[Dataset items]
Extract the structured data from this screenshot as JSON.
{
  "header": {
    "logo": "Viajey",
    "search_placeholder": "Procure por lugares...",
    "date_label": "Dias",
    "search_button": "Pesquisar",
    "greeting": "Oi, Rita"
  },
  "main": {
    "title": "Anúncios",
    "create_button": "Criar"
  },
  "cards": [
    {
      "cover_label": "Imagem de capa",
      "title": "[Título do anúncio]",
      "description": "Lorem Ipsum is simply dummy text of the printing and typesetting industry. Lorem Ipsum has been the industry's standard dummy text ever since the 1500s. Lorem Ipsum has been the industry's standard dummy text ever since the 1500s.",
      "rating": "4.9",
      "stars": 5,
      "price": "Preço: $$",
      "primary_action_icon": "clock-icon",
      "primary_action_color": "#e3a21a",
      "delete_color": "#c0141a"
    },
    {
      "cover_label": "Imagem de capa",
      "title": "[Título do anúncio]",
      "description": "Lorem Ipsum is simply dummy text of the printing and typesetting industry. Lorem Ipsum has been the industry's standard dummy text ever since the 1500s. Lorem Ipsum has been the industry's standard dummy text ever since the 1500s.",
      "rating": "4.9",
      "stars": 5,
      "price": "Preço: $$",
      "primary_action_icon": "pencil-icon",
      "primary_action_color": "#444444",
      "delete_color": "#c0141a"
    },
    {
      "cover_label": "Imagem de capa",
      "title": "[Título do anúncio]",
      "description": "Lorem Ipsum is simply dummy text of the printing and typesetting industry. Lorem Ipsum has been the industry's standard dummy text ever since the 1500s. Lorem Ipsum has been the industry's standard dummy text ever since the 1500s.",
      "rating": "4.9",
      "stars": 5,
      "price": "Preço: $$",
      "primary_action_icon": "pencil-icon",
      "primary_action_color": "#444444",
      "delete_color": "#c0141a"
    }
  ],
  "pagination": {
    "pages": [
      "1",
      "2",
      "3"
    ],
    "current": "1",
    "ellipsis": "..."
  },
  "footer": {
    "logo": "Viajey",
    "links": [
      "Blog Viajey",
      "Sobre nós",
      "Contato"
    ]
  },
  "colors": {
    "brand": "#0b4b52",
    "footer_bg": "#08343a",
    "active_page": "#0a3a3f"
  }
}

Requirement | The entries above must be returned exactly.

Output for this exercise |
Extract the structured data from this screenshot as JSON.
{
  "header": {
    "logo": "Viajey",
    "search_placeholder": "Procure por lugares...",
    "date_label": "Dias",
    "search_button": "Pesquisar",
    "greeting": "Oi, Rita"
  },
  "main": {
    "title": "Anúncios",
    "create_button": "Criar"
  },
  "cards": [
    {
      "cover_label": "Imagem de capa",
      "title": "[Título do anúncio]",
      "description": "Lorem Ipsum is simply dummy text of the printing and typesetting industry. Lorem Ipsum has been the industry's standard dummy text ever since the 1500s. Lorem Ipsum has been the industry's standard dummy text ever since the 1500s.",
      "rating": "4.9",
      "stars": 5,
      "price": "Preço: $$",
      "primary_action_icon": "clock-icon",
      "primary_action_color": "#e3a21a",
      "delete_color": "#c0141a"
    },
    {
      "cover_label": "Imagem de capa",
      "title": "[Título do anúncio]",
      "description": "Lorem Ipsum is simply dummy text of the printing and typesetting industry. Lorem Ipsum has been the industry's standard dummy text ever since the 1500s. Lorem Ipsum has been the industry's standard dummy text ever since the 1500s.",
      "rating": "4.9",
      "stars": 5,
      "price": "Preço: $$",
      "primary_action_icon": "pencil-icon",
      "primary_action_color": "#444444",
      "delete_color": "#c0141a"
    },
    {
      "cover_label": "Imagem de capa",
      "title": "[Título do anúncio]",
      "description": "Lorem Ipsum is simply dummy text of the printing and typesetting industry. Lorem Ipsum has been the industry's standard dummy text ever since the 1500s. Lorem Ipsum has been the industry's standard dummy text ever since the 1500s.",
      "rating": "4.9",
      "stars": 5,
      "price": "Preço: $$",
      "primary_action_icon": "pencil-icon",
      "primary_action_color": "#444444",
      "delete_color": "#c0141a"
    }
  ],
  "pagination": {
    "pages": [
      "1",
      "2",
      "3"
    ],
    "current": "1",
    "ellipsis": "..."
  },
  "footer": {
    "logo": "Viajey",
    "links": [
      "Blog Viajey",
      "Sobre nós",
      "Contato"
    ]
  },
  "colors": {
    "brand": "#0b4b52",
    "footer_bg": "#08343a",
    "active_page": "#0a3a3f"
  }
}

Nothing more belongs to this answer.